Task instructions: Sort through the entries below and pull out lines containing the word "thee".

Record excerpts:
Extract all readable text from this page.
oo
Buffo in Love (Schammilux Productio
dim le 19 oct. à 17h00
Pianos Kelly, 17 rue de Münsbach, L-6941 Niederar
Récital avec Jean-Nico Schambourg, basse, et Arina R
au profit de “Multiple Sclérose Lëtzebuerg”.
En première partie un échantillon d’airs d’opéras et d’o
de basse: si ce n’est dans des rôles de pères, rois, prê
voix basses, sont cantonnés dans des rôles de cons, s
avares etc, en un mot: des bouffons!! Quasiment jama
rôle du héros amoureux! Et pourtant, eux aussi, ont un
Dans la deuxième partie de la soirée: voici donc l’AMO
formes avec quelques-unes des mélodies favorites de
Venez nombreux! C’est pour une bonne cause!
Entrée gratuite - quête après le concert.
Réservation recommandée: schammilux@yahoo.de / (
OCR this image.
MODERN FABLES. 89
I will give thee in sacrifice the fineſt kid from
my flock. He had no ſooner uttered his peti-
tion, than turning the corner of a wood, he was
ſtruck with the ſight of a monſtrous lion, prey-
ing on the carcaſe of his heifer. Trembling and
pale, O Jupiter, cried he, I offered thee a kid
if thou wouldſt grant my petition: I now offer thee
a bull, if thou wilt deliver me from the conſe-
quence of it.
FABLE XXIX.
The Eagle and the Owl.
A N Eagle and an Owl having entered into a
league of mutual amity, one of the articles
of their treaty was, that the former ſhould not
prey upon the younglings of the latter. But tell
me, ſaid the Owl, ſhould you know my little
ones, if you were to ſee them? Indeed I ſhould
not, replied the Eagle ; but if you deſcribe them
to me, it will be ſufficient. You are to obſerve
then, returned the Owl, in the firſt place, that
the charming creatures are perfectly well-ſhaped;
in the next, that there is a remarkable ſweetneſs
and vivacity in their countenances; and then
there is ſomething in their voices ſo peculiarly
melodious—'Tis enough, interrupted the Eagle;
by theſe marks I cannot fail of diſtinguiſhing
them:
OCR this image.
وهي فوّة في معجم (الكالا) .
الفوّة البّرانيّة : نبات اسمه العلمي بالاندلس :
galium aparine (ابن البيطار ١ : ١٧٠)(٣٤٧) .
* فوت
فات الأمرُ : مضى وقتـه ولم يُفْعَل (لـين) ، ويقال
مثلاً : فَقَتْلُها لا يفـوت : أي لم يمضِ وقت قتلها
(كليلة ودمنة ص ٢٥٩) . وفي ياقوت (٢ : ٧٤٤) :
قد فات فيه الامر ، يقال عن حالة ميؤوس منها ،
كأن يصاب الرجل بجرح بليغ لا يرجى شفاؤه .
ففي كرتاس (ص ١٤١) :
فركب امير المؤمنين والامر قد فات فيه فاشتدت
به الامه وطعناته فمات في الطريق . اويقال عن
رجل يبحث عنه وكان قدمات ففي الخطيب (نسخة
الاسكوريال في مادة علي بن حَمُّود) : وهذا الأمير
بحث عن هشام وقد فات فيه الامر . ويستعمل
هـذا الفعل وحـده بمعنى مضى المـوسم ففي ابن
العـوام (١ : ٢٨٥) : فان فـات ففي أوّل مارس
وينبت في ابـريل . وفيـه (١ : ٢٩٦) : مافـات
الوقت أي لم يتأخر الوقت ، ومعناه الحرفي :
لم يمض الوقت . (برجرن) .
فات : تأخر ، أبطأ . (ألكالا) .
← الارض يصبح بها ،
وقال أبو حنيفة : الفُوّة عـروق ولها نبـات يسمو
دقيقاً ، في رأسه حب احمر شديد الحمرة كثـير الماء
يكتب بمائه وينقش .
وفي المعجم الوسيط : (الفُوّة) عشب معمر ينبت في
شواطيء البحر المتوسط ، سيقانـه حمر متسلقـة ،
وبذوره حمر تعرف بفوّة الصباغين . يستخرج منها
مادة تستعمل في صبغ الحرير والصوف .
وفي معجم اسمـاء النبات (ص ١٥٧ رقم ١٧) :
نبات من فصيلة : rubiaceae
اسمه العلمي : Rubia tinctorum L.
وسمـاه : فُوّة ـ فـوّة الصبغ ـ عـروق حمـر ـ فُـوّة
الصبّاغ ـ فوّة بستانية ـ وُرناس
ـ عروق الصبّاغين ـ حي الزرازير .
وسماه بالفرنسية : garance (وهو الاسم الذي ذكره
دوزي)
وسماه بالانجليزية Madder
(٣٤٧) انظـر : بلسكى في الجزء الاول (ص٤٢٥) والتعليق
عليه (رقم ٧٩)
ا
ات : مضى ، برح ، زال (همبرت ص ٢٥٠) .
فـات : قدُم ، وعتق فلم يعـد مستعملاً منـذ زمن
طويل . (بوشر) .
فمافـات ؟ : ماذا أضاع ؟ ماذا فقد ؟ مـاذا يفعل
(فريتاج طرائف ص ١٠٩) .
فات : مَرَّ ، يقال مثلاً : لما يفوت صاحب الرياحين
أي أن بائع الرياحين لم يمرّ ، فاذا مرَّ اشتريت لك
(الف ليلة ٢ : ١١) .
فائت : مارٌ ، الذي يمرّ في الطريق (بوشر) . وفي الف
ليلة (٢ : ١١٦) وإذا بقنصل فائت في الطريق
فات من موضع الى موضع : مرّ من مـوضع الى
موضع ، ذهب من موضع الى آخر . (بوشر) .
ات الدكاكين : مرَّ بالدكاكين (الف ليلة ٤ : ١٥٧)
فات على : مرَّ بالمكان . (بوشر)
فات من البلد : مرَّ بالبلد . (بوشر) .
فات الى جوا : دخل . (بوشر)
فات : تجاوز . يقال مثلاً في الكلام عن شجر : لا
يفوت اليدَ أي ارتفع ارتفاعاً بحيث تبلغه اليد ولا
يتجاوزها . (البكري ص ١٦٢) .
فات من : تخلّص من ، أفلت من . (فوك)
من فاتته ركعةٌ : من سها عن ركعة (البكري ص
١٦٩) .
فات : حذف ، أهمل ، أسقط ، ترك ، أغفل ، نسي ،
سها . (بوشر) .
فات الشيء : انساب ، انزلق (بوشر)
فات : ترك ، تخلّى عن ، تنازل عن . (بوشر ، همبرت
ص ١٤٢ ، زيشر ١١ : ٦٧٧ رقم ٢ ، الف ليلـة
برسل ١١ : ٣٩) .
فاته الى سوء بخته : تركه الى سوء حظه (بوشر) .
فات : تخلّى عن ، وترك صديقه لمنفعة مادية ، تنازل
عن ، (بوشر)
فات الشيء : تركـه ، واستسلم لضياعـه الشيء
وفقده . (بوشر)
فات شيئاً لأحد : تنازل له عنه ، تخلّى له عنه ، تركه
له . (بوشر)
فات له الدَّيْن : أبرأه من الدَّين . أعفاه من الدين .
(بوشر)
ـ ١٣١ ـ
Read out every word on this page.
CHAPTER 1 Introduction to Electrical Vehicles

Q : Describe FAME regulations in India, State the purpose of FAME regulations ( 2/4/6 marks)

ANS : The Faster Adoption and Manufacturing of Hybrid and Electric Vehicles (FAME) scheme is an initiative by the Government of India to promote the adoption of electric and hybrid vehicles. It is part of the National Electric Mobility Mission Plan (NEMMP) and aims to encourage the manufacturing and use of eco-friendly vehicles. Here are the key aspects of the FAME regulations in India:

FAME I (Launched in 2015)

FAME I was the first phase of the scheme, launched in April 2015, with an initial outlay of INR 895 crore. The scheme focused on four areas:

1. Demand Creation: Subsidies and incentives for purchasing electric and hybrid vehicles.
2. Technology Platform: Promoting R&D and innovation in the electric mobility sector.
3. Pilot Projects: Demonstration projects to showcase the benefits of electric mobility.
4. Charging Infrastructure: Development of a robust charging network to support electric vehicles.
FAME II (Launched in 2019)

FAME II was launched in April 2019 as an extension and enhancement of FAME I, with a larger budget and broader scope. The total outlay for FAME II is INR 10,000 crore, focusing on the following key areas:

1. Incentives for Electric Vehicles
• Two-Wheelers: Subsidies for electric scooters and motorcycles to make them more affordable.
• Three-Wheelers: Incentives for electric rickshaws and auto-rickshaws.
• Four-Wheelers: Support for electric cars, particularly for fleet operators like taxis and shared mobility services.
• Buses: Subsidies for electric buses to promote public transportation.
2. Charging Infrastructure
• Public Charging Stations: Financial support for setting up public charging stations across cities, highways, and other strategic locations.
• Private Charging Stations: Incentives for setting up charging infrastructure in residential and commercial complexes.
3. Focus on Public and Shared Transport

Solution:
I will give thee in sacrifice the fineſt kid from
pale, O Jupiter, cried he, I offered thee a kid
if thou wouldſt grant my petition: I now offer thee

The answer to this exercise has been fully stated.